■ **Text block**:

☆ ☆ ☆ ☆ ☆

Category Archives: Brooklyn

The quarter life crisis: resolved

There is a moment in every aspiring Brooklynite’s life when she finds herself strolling down Smith St, listening to Hedwig and the Angry Inch– ice latte in one hand, recently- purchased Sven clogs in the other. And in that moment, the world, or at least that tiny patch of Boerum Hill,  feels like her oyster.

Today is my 25th birthday, and for the first time since the start of 2014, I am excited about the future. The Sikh astrologer I bumped into in front of my apartment affirmed my new sensation. He said today would mark the turning point to a year that has thus far dealt me some serious blows. And while he subsequently asked for $20 in exchange for his prophecy, I am inclined to believe him.

Though I have no concrete evidence to substantiate the prophecy of a better tomorrow, I’m listening to “Wig on the Shelf” and bopping around brownstone Brooklyn in the hopes of proving the adage “If you will it, it is no dream” true. After all, half the battle is psychological.

☆ ☆ ☆ ☆ ☆

■ **Work instructions**: Continue the Brooklyn birthday post above, picking up right after its final line.

■ **Dataset section**:
☆ ☆ ☆ ☆ ☆

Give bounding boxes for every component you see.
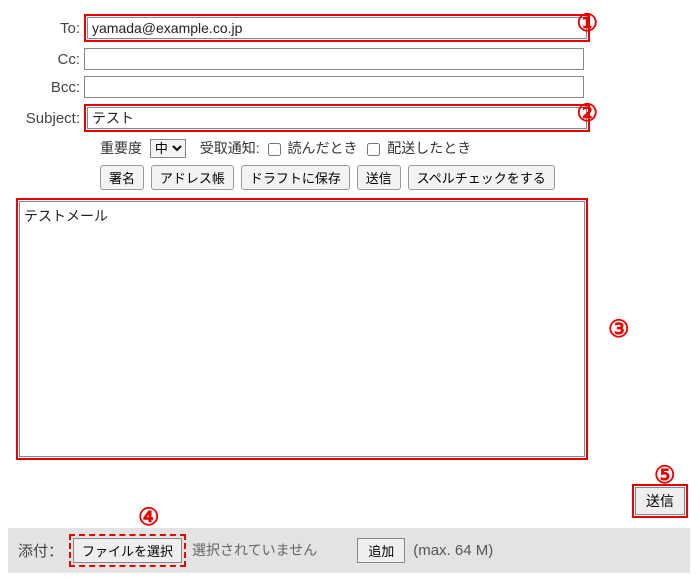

☆ ☆ ☆ ☆ ☆

■ **Expected answer**:
I’m also wearing color– something I try not to make a habit out of because I have a New York rep to protect. But today, or for the remaining hours of the 28th, I am breaking with the norm, sporting some sunshine, and daydreaming about the next mountain I plan to climb.

I’m also trying to channel some of the positive energy that birthed this blog. I began this journey when I had returned from my year abroad, when I still very much believed in the power of idealism. And while my idealism has been somewhat diluted, it’s still there– somewhere in the recesses of my body and soul.

This summer I begin the idealism revival. But first, a knish and beer tasting!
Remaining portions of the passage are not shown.